Instructions for the task.
Report how many lines below contain the word "text". Give only the number.

-------- Available records --------

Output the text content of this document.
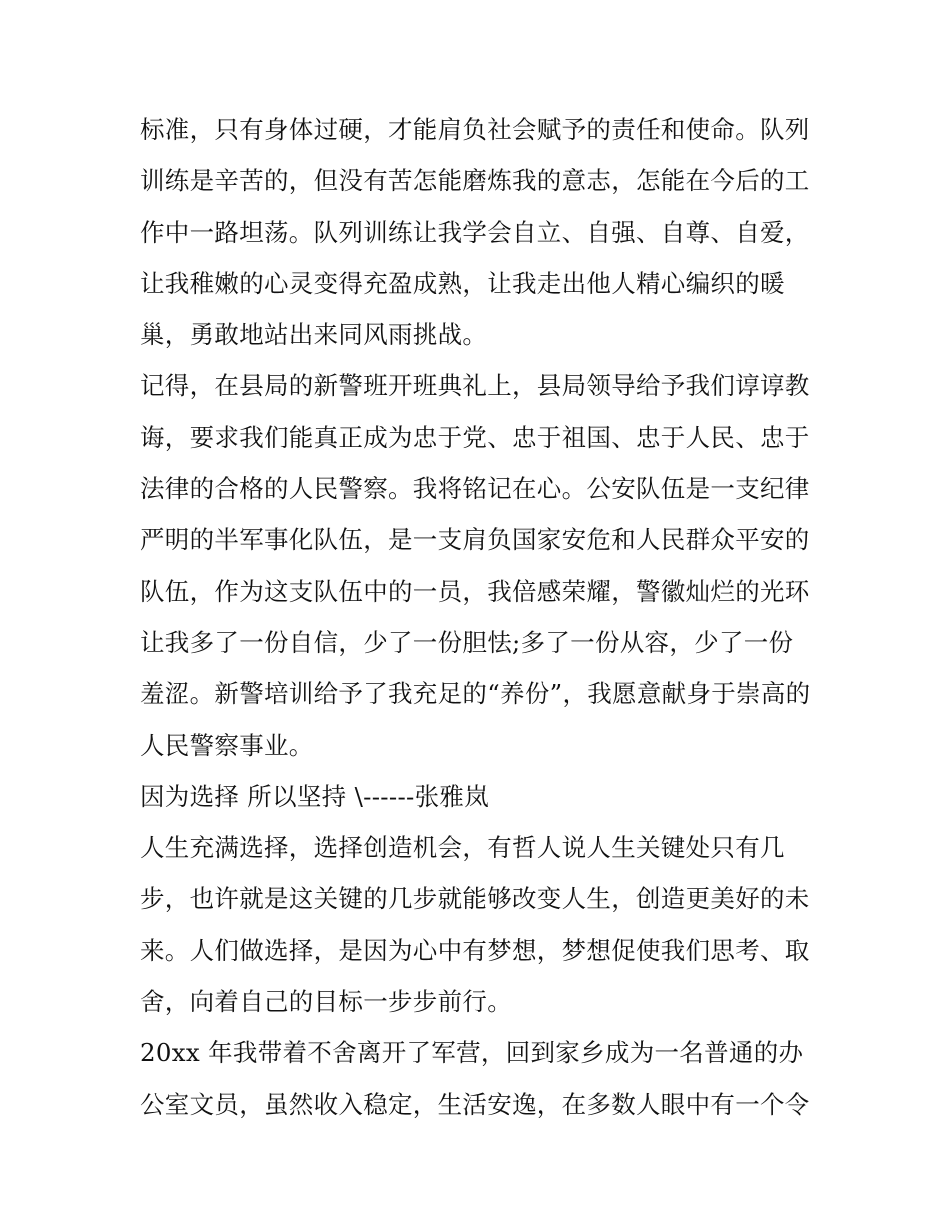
标准，只有身体过硬，才能肩负社会赋予的责任和使命。队列
训练是辛苦的，但没有苦怎能磨炼我的意志，怎能在今后的工
作中一路坦荡。队列训练让我学会自立、自强、自尊、自爱，
让我稚嫩的心灵变得充盈成熟，让我走出他人精心编织的暖
巢，勇敢地站出来同风雨挑战。
记得，在县局的新警班开班典礼上，县局领导给予我们谆谆教
诲，要求我们能真正成为忠于党、忠于祖国、忠于人民、忠于
法律的合格的人民警察。我将铭记在心。公安队伍是一支纪律
严明的半军事化队伍，是一支肩负国家安危和人民群众平安的
队伍，作为这支队伍中的一员，我倍感荣耀，警徽灿烂的光环
让我多了一份自信，少了一份胆怯;多了一份从容，少了一份
羞涩。新警培训给予了我充足的“养份”，我愿意献身于崇高的
人民警察事业。
因为选择 所以坚持 \------张雅岚
人生充满选择，选择创造机会，有哲人说人生关键处只有几
步，也许就是这关键的几步就能够改变人生，创造更美好的未
来。人们做选择，是因为心中有梦想，梦想促使我们思考、取
舍，向着自己的目标一步步前行。
20xx 年我带着不舍离开了军营，回到家乡成为一名普通的办
公室文员，虽然收入稳定，生活安逸，在多数人眼中有一个令
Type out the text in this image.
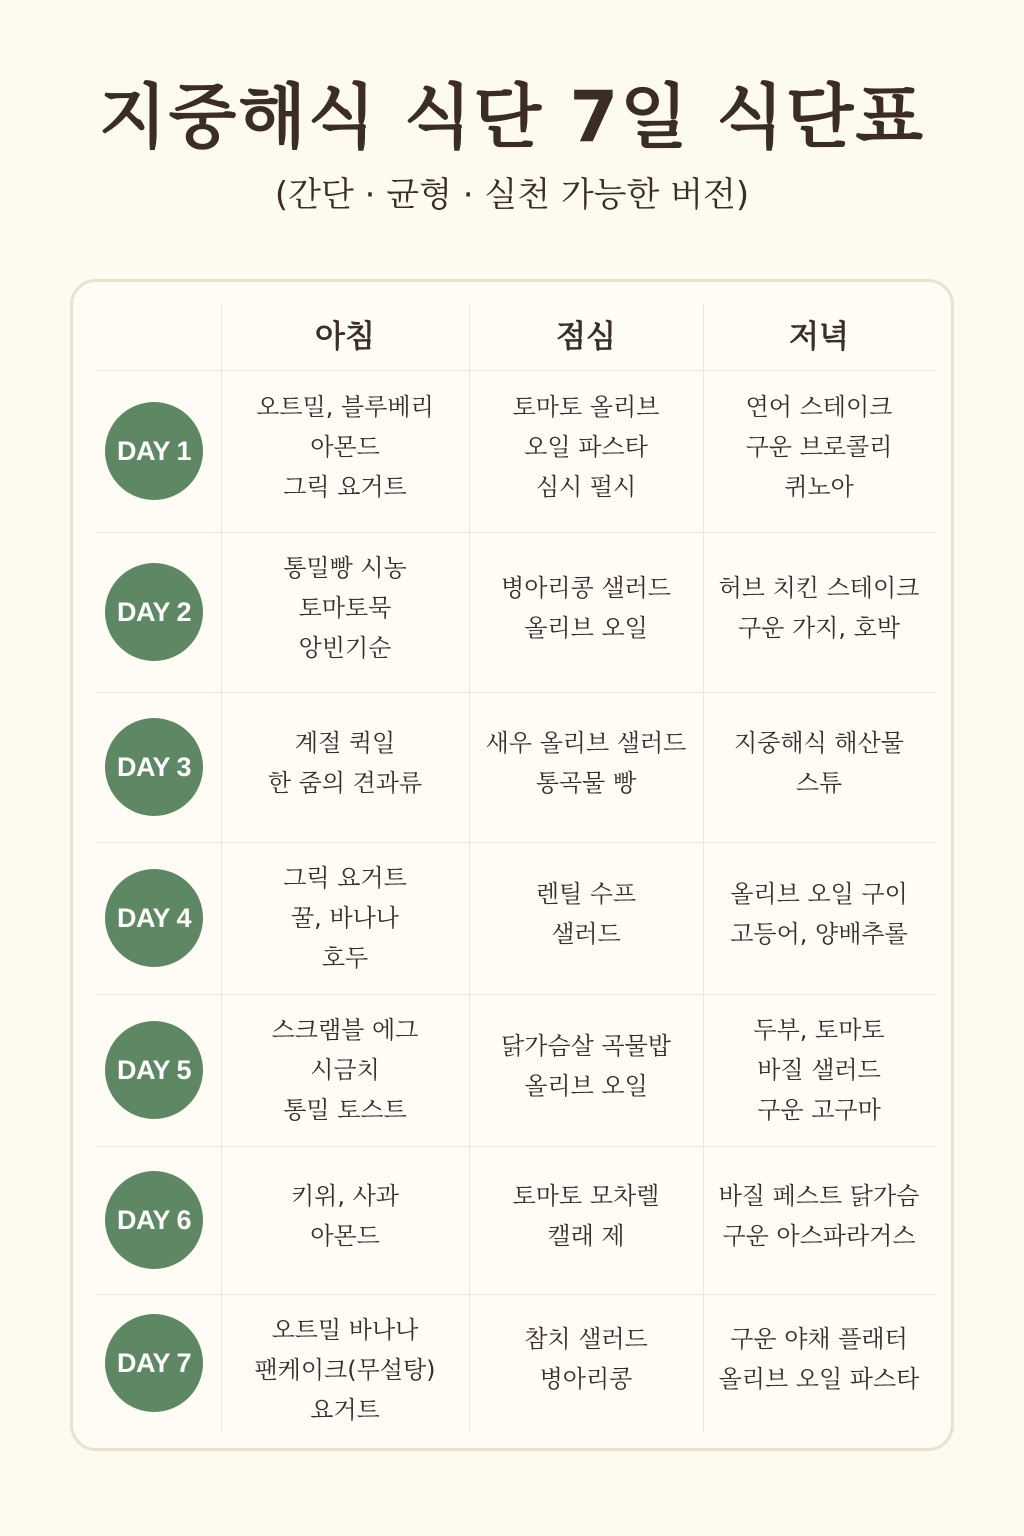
지중해식 식단 7일 식단표
(간단 · 균형 · 실천 가능한 버전)
아침	점심	저녁
DAY 1
오트밀, 블루베리
아몬드
그릭 요거트
토마토 올리브
오일 파스타
심시 펄시
연어 스테이크
구운 브로콜리
퀴노아
DAY 2
통밀빵 시농
토마토묵
앙빈기순
병아리콩 샐러드
올리브 오일
허브 치킨 스테이크
구운 가지, 호박
DAY 3
계절 퀵일
한 줌의 견과류
새우 올리브 샐러드
통곡물 빵
지중해식 해산물
스튜
DAY 4
그릭 요거트
꿀, 바나나
호두
렌틸 수프
샐러드
올리브 오일 구이
고등어, 양배추롤
DAY 5
스크램블 에그
시금치
통밀 토스트
닭가슴살 곡물밥
올리브 오일
두부, 토마토
바질 샐러드
구운 고구마
DAY 6
키위, 사과
아몬드
토마토 모차렐
캘래 제
바질 페스트 닭가슴
구운 아스파라거스
DAY 7
오트밀 바나나
팬케이크(무설탕)
요거트
참치 샐러드
병아리콩
구운 야채 플래터
올리브 오일 파스타
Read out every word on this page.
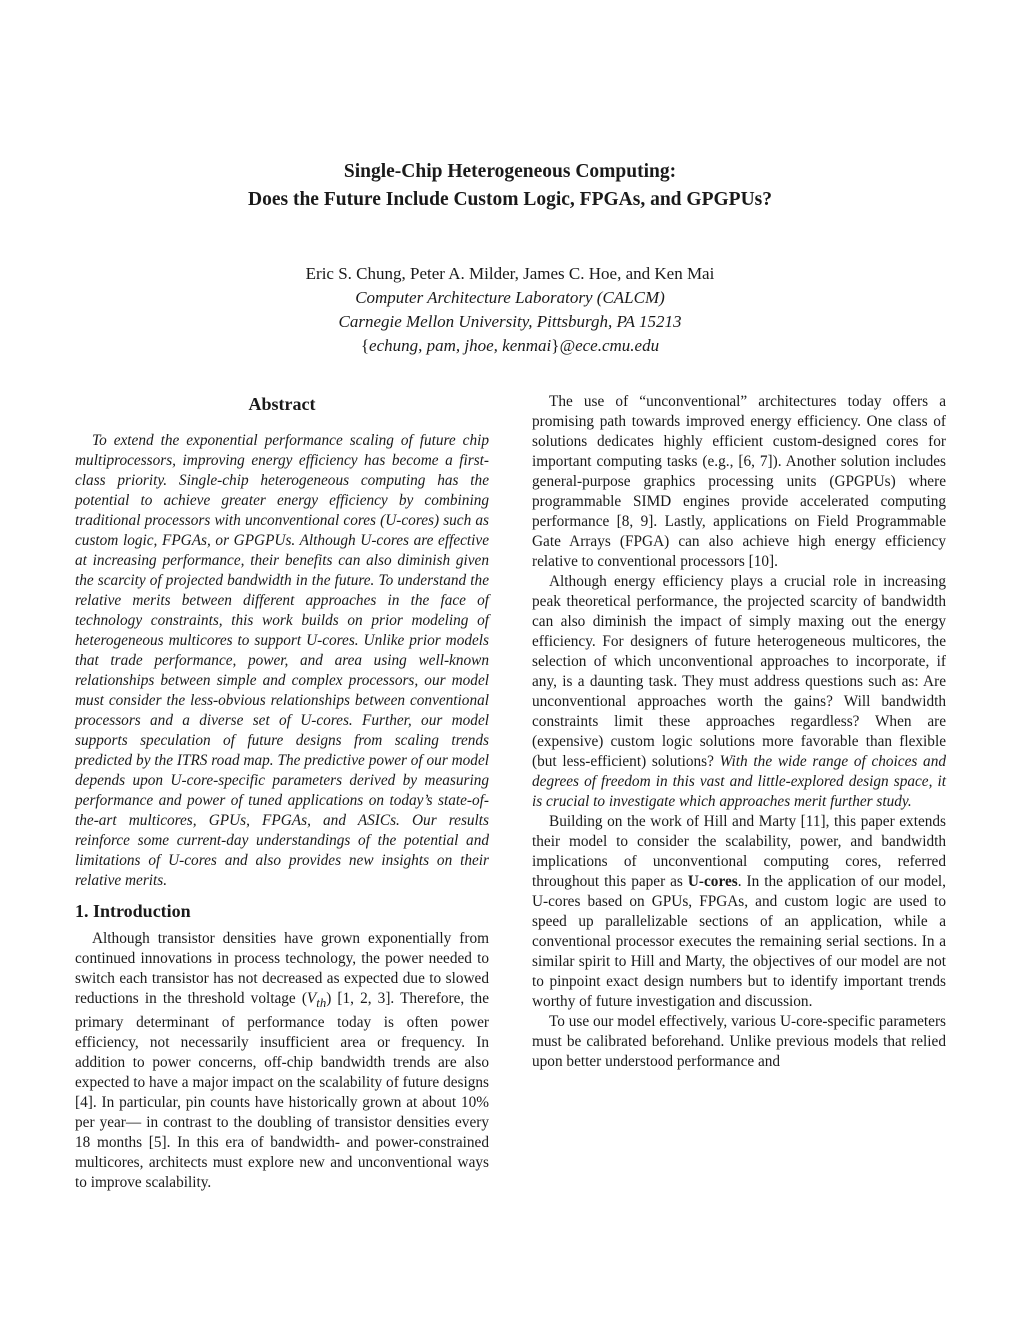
Single-Chip Heterogeneous Computing:
Does the Future Include Custom Logic, FPGAs, and GPGPUs?
Eric S. Chung, Peter A. Milder, James C. Hoe, and Ken Mai
Computer Architecture Laboratory (CALCM)
Carnegie Mellon University, Pittsburgh, PA 15213
{echung, pam, jhoe, kenmai}@ece.cmu.edu
Abstract

To extend the exponential performance scaling of future chip multiprocessors, improving energy efficiency has become a first-class priority. Single-chip heterogeneous computing has the potential to achieve greater energy efficiency by combining traditional processors with unconventional cores (U-cores) such as custom logic, FPGAs, or GPGPUs. Although U-cores are effective at increasing performance, their benefits can also diminish given the scarcity of projected bandwidth in the future. To understand the relative merits between different approaches in the face of technology constraints, this work builds on prior modeling of heterogeneous multicores to support U-cores. Unlike prior models that trade performance, power, and area using well-known relationships between simple and complex processors, our model must consider the less-obvious relationships between conventional processors and a diverse set of U-cores. Further, our model supports speculation of future designs from scaling trends predicted by the ITRS road map. The predictive power of our model depends upon U-core-specific parameters derived by measuring performance and power of tuned applications on today’s state-of-the-art multicores, GPUs, FPGAs, and ASICs. Our results reinforce some current-day understandings of the potential and limitations of U-cores and also provides new insights on their relative merits.

1. Introduction

Although transistor densities have grown exponentially from continued innovations in process technology, the power needed to switch each transistor has not decreased as expected due to slowed reductions in the threshold voltage $(V_{th})$ [1, 2, 3]. Therefore, the primary determinant of performance today is often power efficiency, not necessarily insufficient area or frequency. In addition to power concerns, off-chip bandwidth trends are also expected to have a major impact on the scalability of future designs [4]. In particular, pin counts have historically grown at about 10% per year— in contrast to the doubling of transistor densities every 18 months [5]. In this era of bandwidth- and power-constrained multicores, architects must explore new and unconventional ways to improve scalability.

The use of “unconventional” architectures today offers a promising path towards improved energy efficiency. One class of solutions dedicates highly efficient custom-designed cores for important computing tasks (e.g., [6, 7]). Another solution includes general-purpose graphics processing units (GPGPUs) where programmable SIMD engines provide accelerated computing performance [8, 9]. Lastly, applications on Field Programmable Gate Arrays (FPGA) can also achieve high energy efficiency relative to conventional processors [10].

Although energy efficiency plays a crucial role in increasing peak theoretical performance, the projected scarcity of bandwidth can also diminish the impact of simply maxing out the energy efficiency. For designers of future heterogeneous multicores, the selection of which unconventional approaches to incorporate, if any, is a daunting task. They must address questions such as: Are unconventional approaches worth the gains? Will bandwidth constraints limit these approaches regardless? When are (expensive) custom logic solutions more favorable than flexible (but less-efficient) solutions? With the wide range of choices and degrees of freedom in this vast and little-explored design space, it is crucial to investigate which approaches merit further study.

Building on the work of Hill and Marty [11], this paper extends their model to consider the scalability, power, and bandwidth implications of unconventional computing cores, referred throughout this paper as U-cores. In the application of our model, U-cores based on GPUs, FPGAs, and custom logic are used to speed up parallelizable sections of an application, while a conventional processor executes the remaining serial sections. In a similar spirit to Hill and Marty, the objectives of our model are not to pinpoint exact design numbers but to identify important trends worthy of future investigation and discussion.

To use our model effectively, various U-core-specific parameters must be calibrated beforehand. Unlike previous models that relied upon better understood performance and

--------

Correct response.
2